■ WHAT TO PRODUCE ■
Return the data exactly, with all pictures removed.

====

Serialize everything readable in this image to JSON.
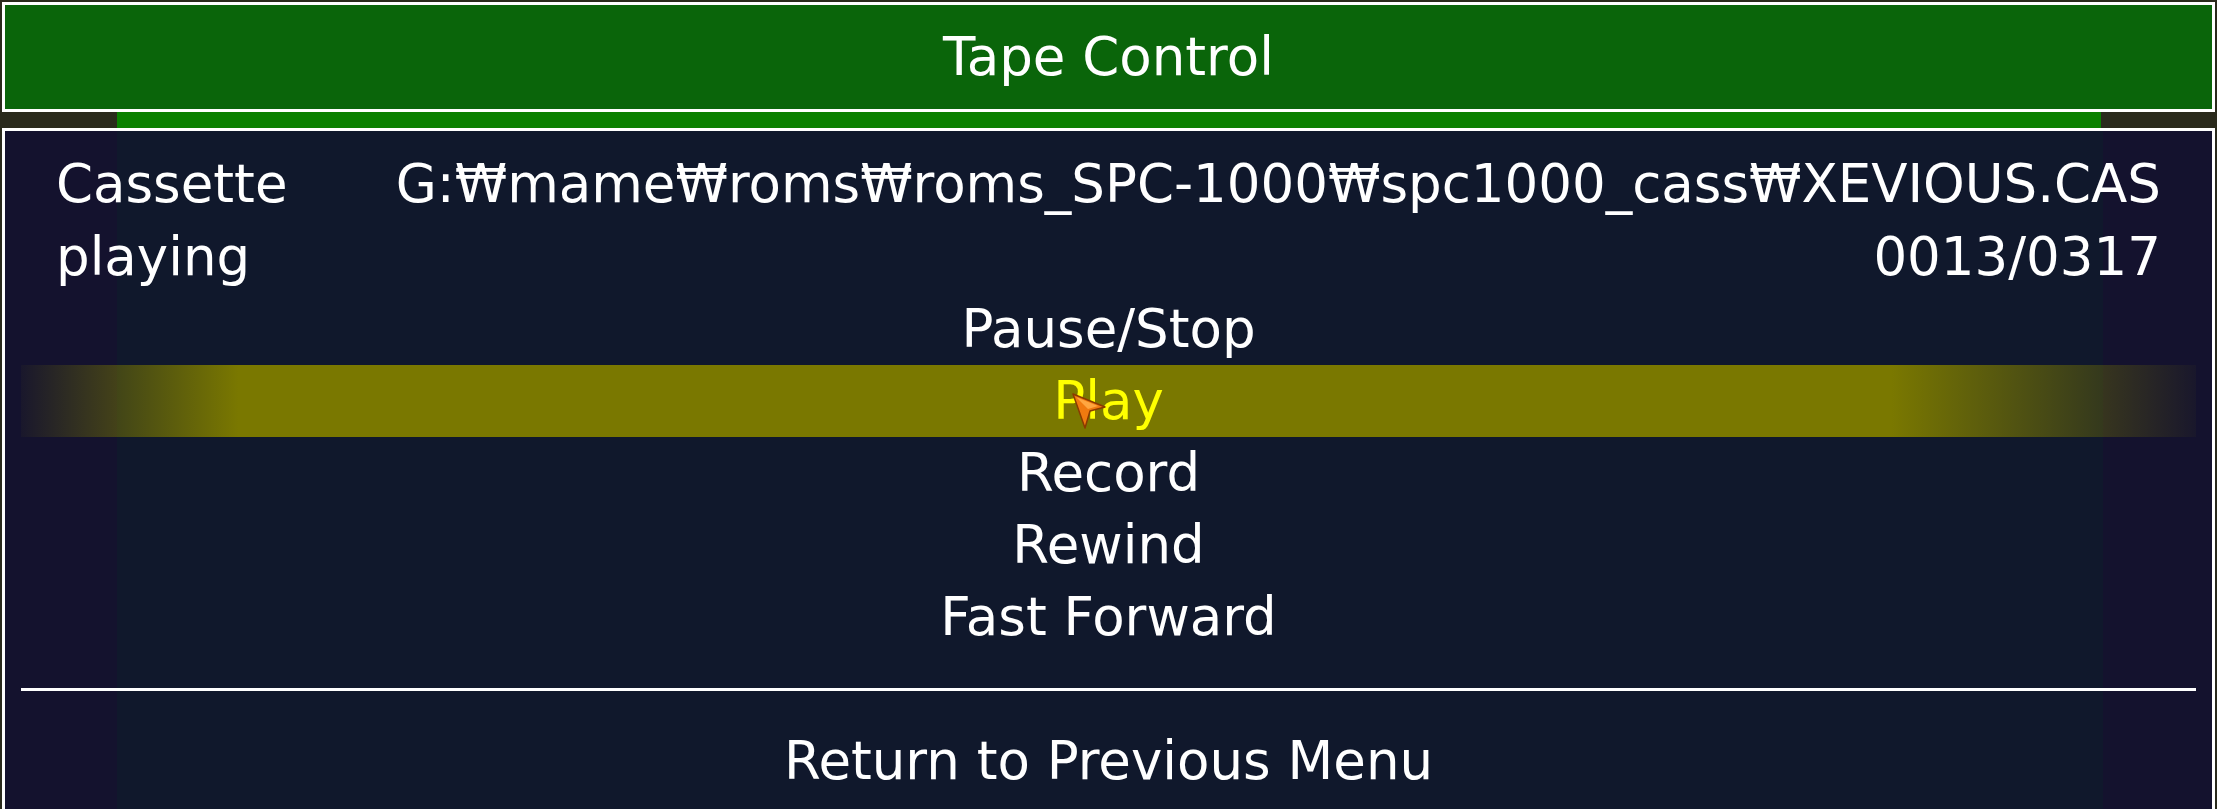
{
  "title": "Tape Control",
  "cassette": {
    "device": "Cassette",
    "file": "G:₩mame₩roms₩roms_SPC-1000₩spc1000_cass₩XEVIOUS.CAS",
    "status": "playing",
    "counter": "0013/0317"
  },
  "menu": [
    {
      "label": "Pause/Stop",
      "selected": false
    },
    {
      "label": "Play",
      "selected": true
    },
    {
      "label": "Record",
      "selected": false
    },
    {
      "label": "Rewind",
      "selected": false
    },
    {
      "label": "Fast Forward",
      "selected": false
    }
  ],
  "footer_menu": [
    {
      "label": "Return to Previous Menu",
      "selected": false
    }
  ]
}
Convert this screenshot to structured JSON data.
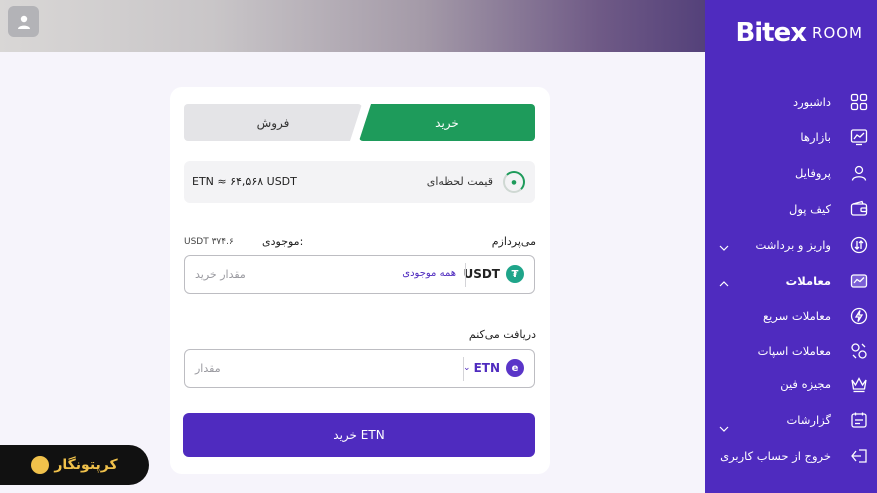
{
  "brand": {
    "name": "Bitex",
    "suffix": "ROOM"
  },
  "colors": {
    "accent": "#4f2bbf",
    "buy": "#1e9b5b",
    "sell": "#e4e4e7",
    "usdt": "#1fa58a",
    "etn": "#5a35c8"
  },
  "sidebar": {
    "items": [
      {
        "label": "داشبورد",
        "icon": "dashboard-icon"
      },
      {
        "label": "بازارها",
        "icon": "markets-icon"
      },
      {
        "label": "پروفایل",
        "icon": "profile-icon"
      },
      {
        "label": "کیف پول",
        "icon": "wallet-icon"
      },
      {
        "label": "واریز و برداشت",
        "icon": "deposit-withdraw-icon",
        "chevron": "down"
      },
      {
        "label": "معاملات",
        "icon": "trades-icon",
        "chevron": "up"
      },
      {
        "label": "معاملات سریع",
        "icon": "quick-trade-icon"
      },
      {
        "label": "معاملات اسپات",
        "icon": "spot-trade-icon"
      },
      {
        "label": "مجیزه فین",
        "icon": "crown-icon"
      },
      {
        "label": "گزارشات",
        "icon": "reports-icon",
        "chevron": "down"
      },
      {
        "label": "خروج از حساب کاربری",
        "icon": "logout-icon"
      }
    ]
  },
  "trade": {
    "tabs": {
      "buy": "خرید",
      "sell": "فروش"
    },
    "price_label": "قیمت لحظه‌ای",
    "price_value": "ETN ≈ ۶۴,۵۶۸ USDT",
    "pay_label": "می‌پردازم",
    "balance_label": "موجودی:",
    "balance_value": "USDT ۳۷۴.۶",
    "pay_currency": "USDT",
    "all_balance": "همه موجودی",
    "pay_placeholder": "مقدار خرید",
    "receive_label": "دریافت می‌کنم",
    "receive_currency": "ETN",
    "receive_placeholder": "مقدار",
    "buy_button": "خرید ETN"
  },
  "watermark": {
    "text": "کرپتونگار"
  }
}
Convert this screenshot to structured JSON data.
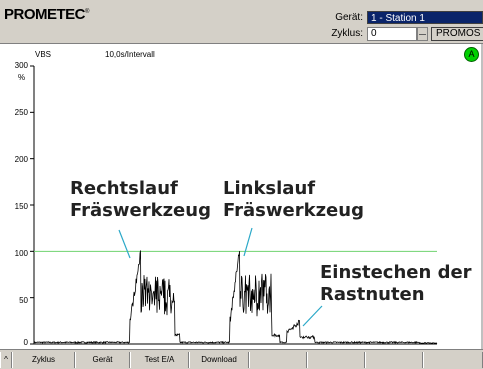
{
  "header": {
    "logo_text": "PROMETEC",
    "logo_mark": "®",
    "device_label": "Gerät:",
    "device_value": "1 - Station 1",
    "cycle_label": "Zyklus:",
    "cycle_value": "0",
    "promos_label": "PROMOS"
  },
  "status": {
    "led_label": "A",
    "led_color": "#00d000"
  },
  "chart_area": {
    "signal_label": "VBS",
    "interval_label": "10,0s/Intervall",
    "unit_label": "%"
  },
  "annotations": {
    "right_run_line1": "Rechtslauf",
    "right_run_line2": "Fräswerkzeug",
    "left_run_line1": "Linkslauf",
    "left_run_line2": "Fräswerkzeug",
    "groove_line1": "Einstechen der",
    "groove_line2": "Rastnuten"
  },
  "chart_data": {
    "type": "line",
    "title": "",
    "xlabel": "",
    "ylabel": "%",
    "ylim": [
      0,
      300
    ],
    "yticks": [
      "300",
      "250",
      "200",
      "150",
      "100",
      "50",
      "0"
    ],
    "threshold": 100,
    "threshold_color": "#6fd36f",
    "series_color": "#000000"
  },
  "tabs": {
    "items": [
      "^",
      "Zyklus",
      "Gerät",
      "Test E/A",
      "Download",
      "",
      "",
      "",
      ""
    ]
  }
}
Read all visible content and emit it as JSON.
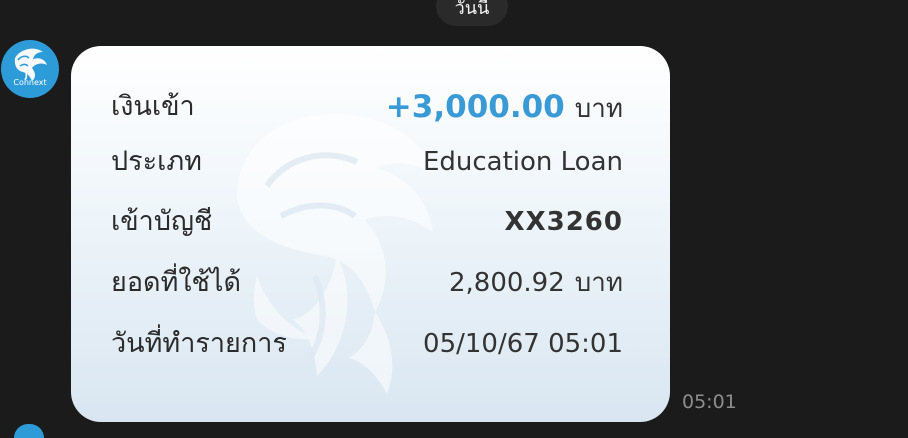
{
  "header": {
    "date_label": "วันนี้"
  },
  "sender": {
    "avatar_label": "Connext"
  },
  "message": {
    "rows": [
      {
        "label": "เงินเข้า",
        "value": "+3,000.00",
        "unit": "บาท"
      },
      {
        "label": "ประเภท",
        "value": "Education Loan"
      },
      {
        "label": "เข้าบัญชี",
        "value": "XX3260"
      },
      {
        "label": "ยอดที่ใช้ได้",
        "value": "2,800.92",
        "unit": "บาท"
      },
      {
        "label": "วันที่ทำรายการ",
        "value": "05/10/67 05:01"
      }
    ],
    "time": "05:01"
  },
  "colors": {
    "background": "#1b1b1b",
    "accent": "#3a9ad6",
    "brand": "#2e9bd9"
  },
  "icons": {
    "avatar": "krungthai-bird-logo-icon",
    "watermark": "krungthai-bird-watermark-icon"
  }
}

====

■ RESULT OF THIS EXERCISE ■
Serialize everything readable in this image to JSON.
{
  "title": "Tape Control",
  "cassette": {
    "device": "Cassette",
    "file": "G:₩mame₩roms₩roms_SPC-1000₩spc1000_cass₩XEVIOUS.CAS",
    "status": "playing",
    "counter": "0013/0317"
  },
  "menu": [
    {
      "label": "Pause/Stop",
      "selected": false
    },
    {
      "label": "Play",
      "selected": true
    },
    {
      "label": "Record",
      "selected": false
    },
    {
      "label": "Rewind",
      "selected": false
    },
    {
      "label": "Fast Forward",
      "selected": false
    }
  ],
  "footer_menu": [
    {
      "label": "Return to Previous Menu",
      "selected": false
    }
  ]
}
Convert this screenshot to structured JSON data.
{
  "brand": {
    "name": "Bitex",
    "suffix": "ROOM"
  },
  "colors": {
    "accent": "#4f2bbf",
    "buy": "#1e9b5b",
    "sell": "#e4e4e7",
    "usdt": "#1fa58a",
    "etn": "#5a35c8"
  },
  "sidebar": {
    "items": [
      {
        "label": "داشبورد",
        "icon": "dashboard-icon"
      },
      {
        "label": "بازارها",
        "icon": "markets-icon"
      },
      {
        "label": "پروفایل",
        "icon": "profile-icon"
      },
      {
        "label": "کیف پول",
        "icon": "wallet-icon"
      },
      {
        "label": "واریز و برداشت",
        "icon": "deposit-withdraw-icon",
        "chevron": "down"
      },
      {
        "label": "معاملات",
        "icon": "trades-icon",
        "chevron": "up"
      },
      {
        "label": "معاملات سریع",
        "icon": "quick-trade-icon"
      },
      {
        "label": "معاملات اسپات",
        "icon": "spot-trade-icon"
      },
      {
        "label": "مجیزه فین",
        "icon": "crown-icon"
      },
      {
        "label": "گزارشات",
        "icon": "reports-icon",
        "chevron": "down"
      },
      {
        "label": "خروج از حساب کاربری",
        "icon": "logout-icon"
      }
    ]
  },
  "trade": {
    "tabs": {
      "buy": "خرید",
      "sell": "فروش"
    },
    "price_label": "قیمت لحظه‌ای",
    "price_value": "ETN ≈ ۶۴,۵۶۸ USDT",
    "pay_label": "می‌پردازم",
    "balance_label": "موجودی:",
    "balance_value": "USDT ۳۷۴.۶",
    "pay_currency": "USDT",
    "all_balance": "همه موجودی",
    "pay_placeholder": "مقدار خرید",
    "receive_label": "دریافت می‌کنم",
    "receive_currency": "ETN",
    "receive_placeholder": "مقدار",
    "buy_button": "خرید ETN"
  },
  "watermark": {
    "text": "کرپتونگار"
  }
}
Convert this screenshot to structured JSON data.
{
  "header": {
    "logo_text": "PROMETEC",
    "logo_mark": "®",
    "device_label": "Gerät:",
    "device_value": "1 - Station 1",
    "cycle_label": "Zyklus:",
    "cycle_value": "0",
    "promos_label": "PROMOS"
  },
  "status": {
    "led_label": "A",
    "led_color": "#00d000"
  },
  "chart_area": {
    "signal_label": "VBS",
    "interval_label": "10,0s/Intervall",
    "unit_label": "%"
  },
  "annotations": {
    "right_run_line1": "Rechtslauf",
    "right_run_line2": "Fräswerkzeug",
    "left_run_line1": "Linkslauf",
    "left_run_line2": "Fräswerkzeug",
    "groove_line1": "Einstechen der",
    "groove_line2": "Rastnuten"
  },
  "chart_data": {
    "type": "line",
    "title": "",
    "xlabel": "",
    "ylabel": "%",
    "ylim": [
      0,
      300
    ],
    "yticks": [
      "300",
      "250",
      "200",
      "150",
      "100",
      "50",
      "0"
    ],
    "threshold": 100,
    "threshold_color": "#6fd36f",
    "series_color": "#000000"
  },
  "tabs": {
    "items": [
      "^",
      "Zyklus",
      "Gerät",
      "Test E/A",
      "Download",
      "",
      "",
      "",
      ""
    ]
  }
}
Read all visible content and emit it as JSON.
{
  "header": {
    "date_label": "วันนี้"
  },
  "sender": {
    "avatar_label": "Connext"
  },
  "message": {
    "rows": [
      {
        "label": "เงินเข้า",
        "value": "+3,000.00",
        "unit": "บาท"
      },
      {
        "label": "ประเภท",
        "value": "Education Loan"
      },
      {
        "label": "เข้าบัญชี",
        "value": "XX3260"
      },
      {
        "label": "ยอดที่ใช้ได้",
        "value": "2,800.92",
        "unit": "บาท"
      },
      {
        "label": "วันที่ทำรายการ",
        "value": "05/10/67 05:01"
      }
    ],
    "time": "05:01"
  },
  "colors": {
    "background": "#1b1b1b",
    "accent": "#3a9ad6",
    "brand": "#2e9bd9"
  },
  "icons": {
    "avatar": "krungthai-bird-logo-icon",
    "watermark": "krungthai-bird-watermark-icon"
  }
}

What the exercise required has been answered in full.